In full and without alteration, repeat the material.

+++ Supplied records +++

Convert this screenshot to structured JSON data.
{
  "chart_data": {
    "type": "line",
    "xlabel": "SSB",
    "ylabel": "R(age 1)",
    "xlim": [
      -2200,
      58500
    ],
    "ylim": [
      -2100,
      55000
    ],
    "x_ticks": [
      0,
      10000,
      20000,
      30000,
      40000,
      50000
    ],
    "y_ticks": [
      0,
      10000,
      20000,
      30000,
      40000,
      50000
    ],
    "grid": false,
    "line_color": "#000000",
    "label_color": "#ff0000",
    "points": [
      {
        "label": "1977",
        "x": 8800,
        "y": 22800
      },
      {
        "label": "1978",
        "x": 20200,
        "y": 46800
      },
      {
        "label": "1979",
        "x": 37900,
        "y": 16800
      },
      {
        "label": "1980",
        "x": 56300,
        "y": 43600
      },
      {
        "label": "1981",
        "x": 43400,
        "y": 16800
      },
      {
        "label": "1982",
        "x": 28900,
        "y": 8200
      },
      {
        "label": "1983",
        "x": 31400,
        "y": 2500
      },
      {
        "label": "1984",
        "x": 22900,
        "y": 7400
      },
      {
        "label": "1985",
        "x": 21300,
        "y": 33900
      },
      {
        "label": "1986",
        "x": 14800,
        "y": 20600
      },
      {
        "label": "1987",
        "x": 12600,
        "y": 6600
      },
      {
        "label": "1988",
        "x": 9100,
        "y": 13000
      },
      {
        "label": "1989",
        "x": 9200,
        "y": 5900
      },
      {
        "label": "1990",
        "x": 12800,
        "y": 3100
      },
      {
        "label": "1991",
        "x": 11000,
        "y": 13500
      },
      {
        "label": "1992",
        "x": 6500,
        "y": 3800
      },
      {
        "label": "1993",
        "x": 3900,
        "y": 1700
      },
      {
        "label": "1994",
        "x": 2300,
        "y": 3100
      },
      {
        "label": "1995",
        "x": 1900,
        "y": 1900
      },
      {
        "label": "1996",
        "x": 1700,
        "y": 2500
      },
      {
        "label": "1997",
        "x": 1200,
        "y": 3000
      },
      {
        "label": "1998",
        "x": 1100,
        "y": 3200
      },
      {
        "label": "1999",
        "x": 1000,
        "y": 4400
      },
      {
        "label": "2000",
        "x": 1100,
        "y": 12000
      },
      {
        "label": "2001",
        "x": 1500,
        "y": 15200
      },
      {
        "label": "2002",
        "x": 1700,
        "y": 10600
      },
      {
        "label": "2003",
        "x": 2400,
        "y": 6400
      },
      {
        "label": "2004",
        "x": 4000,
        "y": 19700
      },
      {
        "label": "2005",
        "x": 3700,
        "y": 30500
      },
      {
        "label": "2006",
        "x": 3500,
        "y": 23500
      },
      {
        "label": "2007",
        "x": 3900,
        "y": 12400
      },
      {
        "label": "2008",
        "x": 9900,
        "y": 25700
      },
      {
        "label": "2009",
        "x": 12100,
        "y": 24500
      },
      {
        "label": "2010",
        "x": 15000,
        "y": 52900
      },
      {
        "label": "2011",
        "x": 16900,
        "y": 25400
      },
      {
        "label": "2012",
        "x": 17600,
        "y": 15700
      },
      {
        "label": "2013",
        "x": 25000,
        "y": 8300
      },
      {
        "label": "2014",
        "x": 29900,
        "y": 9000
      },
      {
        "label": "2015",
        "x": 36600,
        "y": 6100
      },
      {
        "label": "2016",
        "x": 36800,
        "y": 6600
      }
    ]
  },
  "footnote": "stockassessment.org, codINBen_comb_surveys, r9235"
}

+++

* Task response:
Convert this screenshot to structured JSON data.
{
  "chart_data": {
    "type": "line",
    "xlabel": "SSB",
    "ylabel": "R(age 1)",
    "xlim": [
      -2200,
      58500
    ],
    "ylim": [
      -2100,
      55000
    ],
    "x_ticks": [
      0,
      10000,
      20000,
      30000,
      40000,
      50000
    ],
    "y_ticks": [
      0,
      10000,
      20000,
      30000,
      40000,
      50000
    ],
    "grid": false,
    "line_color": "#000000",
    "label_color": "#ff0000",
    "points": [
      {
        "label": "1977",
        "x": 8800,
        "y": 22800
      },
      {
        "label": "1978",
        "x": 20200,
        "y": 46800
      },
      {
        "label": "1979",
        "x": 37900,
        "y": 16800
      },
      {
        "label": "1980",
        "x": 56300,
        "y": 43600
      },
      {
        "label": "1981",
        "x": 43400,
        "y": 16800
      },
      {
        "label": "1982",
        "x": 28900,
        "y": 8200
      },
      {
        "label": "1983",
        "x": 31400,
        "y": 2500
      },
      {
        "label": "1984",
        "x": 22900,
        "y": 7400
      },
      {
        "label": "1985",
        "x": 21300,
        "y": 33900
      },
      {
        "label": "1986",
        "x": 14800,
        "y": 20600
      },
      {
        "label": "1987",
        "x": 12600,
        "y": 6600
      },
      {
        "label": "1988",
        "x": 9100,
        "y": 13000
      },
      {
        "label": "1989",
        "x": 9200,
        "y": 5900
      },
      {
        "label": "1990",
        "x": 12800,
        "y": 3100
      },
      {
        "label": "1991",
        "x": 11000,
        "y": 13500
      },
      {
        "label": "1992",
        "x": 6500,
        "y": 3800
      },
      {
        "label": "1993",
        "x": 3900,
        "y": 1700
      },
      {
        "label": "1994",
        "x": 2300,
        "y": 3100
      },
      {
        "label": "1995",
        "x": 1900,
        "y": 1900
      },
      {
        "label": "1996",
        "x": 1700,
        "y": 2500
      },
      {
        "label": "1997",
        "x": 1200,
        "y": 3000
      },
      {
        "label": "1998",
        "x": 1100,
        "y": 3200
      },
      {
        "label": "1999",
        "x": 1000,
        "y": 4400
      },
      {
        "label": "2000",
        "x": 1100,
        "y": 12000
      },
      {
        "label": "2001",
        "x": 1500,
        "y": 15200
      },
      {
        "label": "2002",
        "x": 1700,
        "y": 10600
      },
      {
        "label": "2003",
        "x": 2400,
        "y": 6400
      },
      {
        "label": "2004",
        "x": 4000,
        "y": 19700
      },
      {
        "label": "2005",
        "x": 3700,
        "y": 30500
      },
      {
        "label": "2006",
        "x": 3500,
        "y": 23500
      },
      {
        "label": "2007",
        "x": 3900,
        "y": 12400
      },
      {
        "label": "2008",
        "x": 9900,
        "y": 25700
      },
      {
        "label": "2009",
        "x": 12100,
        "y": 24500
      },
      {
        "label": "2010",
        "x": 15000,
        "y": 52900
      },
      {
        "label": "2011",
        "x": 16900,
        "y": 25400
      },
      {
        "label": "2012",
        "x": 17600,
        "y": 15700
      },
      {
        "label": "2013",
        "x": 25000,
        "y": 8300
      },
      {
        "label": "2014",
        "x": 29900,
        "y": 9000
      },
      {
        "label": "2015",
        "x": 36600,
        "y": 6100
      },
      {
        "label": "2016",
        "x": 36800,
        "y": 6600
      }
    ]
  },
  "footnote": "stockassessment.org, codINBen_comb_surveys, r9235"
}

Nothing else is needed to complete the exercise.